• INSTRUCTIONS TO FOLLOW: Copy out the passage below on living with an alcoholic partner through the holidays, word for word and in full.

KEY POINTS:
The problems that alcohol causes are heightened at night, at weekends - and especially during the Christmas holiday break.
It is the most difficult time of the year for the grossly intoxicated person to get help.
Doctors, therapists, counsellors and specialists can go home or on holiday, leaving their patients' problems on hold at the office.
We who live with them cannot. They and the problems that excessive alcohol consumption causes are with us day in and day out.
The partners of alcoholics loathe the season of peace on earth and goodwill to all men as they live with a constant brick of dread weighing them down, while trying to maintain a brave mask of normality.
Often the only assistance is the police and partners are reluctant to go down that road for fear of retaliation.
My husband often drank a bit more than most, but in the last 10 years he slowly became what medics described as a chronic alcoholic.
There is a huge chasm between coping with an out-of-control drunk person in the home and getting them admitted to hospital or, even worse, seeing them held in a police cell until partly sober.
And then there is the stress of having the alcoholic appear in court or of being released back to the unfortunate family who may be ill-equipped to cope with the person in that state of health and mind.
Unless major changes occur in the alcoholic's life, unfortunately the pattern repeats itself and escalates with every drinking episode.

• EXTRACTED MATERIAL:
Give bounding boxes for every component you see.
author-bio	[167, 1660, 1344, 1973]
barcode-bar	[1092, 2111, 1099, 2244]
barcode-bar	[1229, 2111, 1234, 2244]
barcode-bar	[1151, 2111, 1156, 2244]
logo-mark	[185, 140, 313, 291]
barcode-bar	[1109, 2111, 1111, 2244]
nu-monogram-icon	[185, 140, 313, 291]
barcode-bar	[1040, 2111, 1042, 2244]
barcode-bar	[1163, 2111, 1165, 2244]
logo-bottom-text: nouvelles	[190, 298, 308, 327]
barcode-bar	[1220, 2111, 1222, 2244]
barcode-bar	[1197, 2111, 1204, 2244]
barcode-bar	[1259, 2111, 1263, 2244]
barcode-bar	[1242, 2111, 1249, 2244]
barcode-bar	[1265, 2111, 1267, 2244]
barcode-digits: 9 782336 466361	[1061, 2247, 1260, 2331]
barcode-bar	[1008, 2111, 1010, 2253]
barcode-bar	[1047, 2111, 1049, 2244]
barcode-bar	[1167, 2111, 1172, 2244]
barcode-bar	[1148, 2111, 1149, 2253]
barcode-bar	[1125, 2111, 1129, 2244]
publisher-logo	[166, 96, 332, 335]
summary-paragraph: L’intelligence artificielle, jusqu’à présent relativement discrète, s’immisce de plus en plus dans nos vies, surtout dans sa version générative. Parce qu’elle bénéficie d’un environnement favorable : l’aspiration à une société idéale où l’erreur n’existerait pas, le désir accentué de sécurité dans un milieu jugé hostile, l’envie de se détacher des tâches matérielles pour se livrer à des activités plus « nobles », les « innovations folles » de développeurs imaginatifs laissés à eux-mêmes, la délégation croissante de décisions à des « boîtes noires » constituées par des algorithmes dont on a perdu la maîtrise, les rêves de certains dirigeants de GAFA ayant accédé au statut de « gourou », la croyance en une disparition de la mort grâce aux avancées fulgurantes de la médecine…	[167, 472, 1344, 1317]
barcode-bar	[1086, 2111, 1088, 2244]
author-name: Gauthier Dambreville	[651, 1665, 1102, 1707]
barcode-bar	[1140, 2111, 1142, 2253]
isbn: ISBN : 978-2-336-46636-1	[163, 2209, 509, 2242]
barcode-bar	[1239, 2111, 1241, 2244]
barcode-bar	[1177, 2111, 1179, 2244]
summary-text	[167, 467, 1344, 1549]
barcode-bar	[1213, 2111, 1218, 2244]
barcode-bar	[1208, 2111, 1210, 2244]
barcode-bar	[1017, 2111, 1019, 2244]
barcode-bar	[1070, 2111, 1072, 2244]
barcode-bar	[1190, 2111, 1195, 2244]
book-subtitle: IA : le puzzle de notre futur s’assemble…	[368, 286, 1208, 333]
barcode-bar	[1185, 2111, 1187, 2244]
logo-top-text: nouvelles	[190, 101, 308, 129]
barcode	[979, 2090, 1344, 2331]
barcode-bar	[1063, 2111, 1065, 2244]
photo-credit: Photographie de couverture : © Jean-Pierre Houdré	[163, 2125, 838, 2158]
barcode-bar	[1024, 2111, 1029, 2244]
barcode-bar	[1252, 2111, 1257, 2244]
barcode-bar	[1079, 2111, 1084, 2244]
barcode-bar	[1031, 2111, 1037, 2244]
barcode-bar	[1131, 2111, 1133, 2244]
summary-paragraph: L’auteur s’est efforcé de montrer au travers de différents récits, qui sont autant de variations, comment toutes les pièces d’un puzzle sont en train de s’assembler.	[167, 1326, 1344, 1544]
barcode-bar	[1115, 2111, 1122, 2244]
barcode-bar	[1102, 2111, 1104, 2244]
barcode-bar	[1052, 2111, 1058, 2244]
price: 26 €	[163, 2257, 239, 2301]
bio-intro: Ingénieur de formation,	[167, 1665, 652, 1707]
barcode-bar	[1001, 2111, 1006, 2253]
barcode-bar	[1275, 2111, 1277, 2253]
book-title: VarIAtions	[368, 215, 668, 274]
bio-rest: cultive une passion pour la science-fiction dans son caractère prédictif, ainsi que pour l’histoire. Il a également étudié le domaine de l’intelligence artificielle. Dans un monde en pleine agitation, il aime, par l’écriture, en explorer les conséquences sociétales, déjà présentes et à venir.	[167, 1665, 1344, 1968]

• SOLVED EXERCISE:
KEY POINTS:
The problems that alcohol causes are heightened at night, at weekends - and especially during the Christmas holiday break.
It is the most difficult time of the year for the grossly intoxicated person to get help.
Doctors, therapists, counsellors and specialists can go home or on holiday, leaving their patients' problems on hold at the office.
We who live with them cannot. They and the problems that excessive alcohol consumption causes are with us day in and day out.
The partners of alcoholics loathe the season of peace on earth and goodwill to all men as they live with a constant brick of dread weighing them down, while trying to maintain a brave mask of normality.
Often the only assistance is the police and partners are reluctant to go down that road for fear of retaliation.
My husband often drank a bit more than most, but in the last 10 years he slowly became what medics described as a chronic alcoholic.
There is a huge chasm between coping with an out-of-control drunk person in the home and getting them admitted to hospital or, even worse, seeing them held in a police cell until partly sober.
And then there is the stress of having the alcoholic appear in court or of being released back to the unfortunate family who may be ill-equipped to cope with the person in that state of health and mind.
Unless major changes occur in the alcoholic's life, unfortunately the pattern repeats itself and escalates with every drinking episode.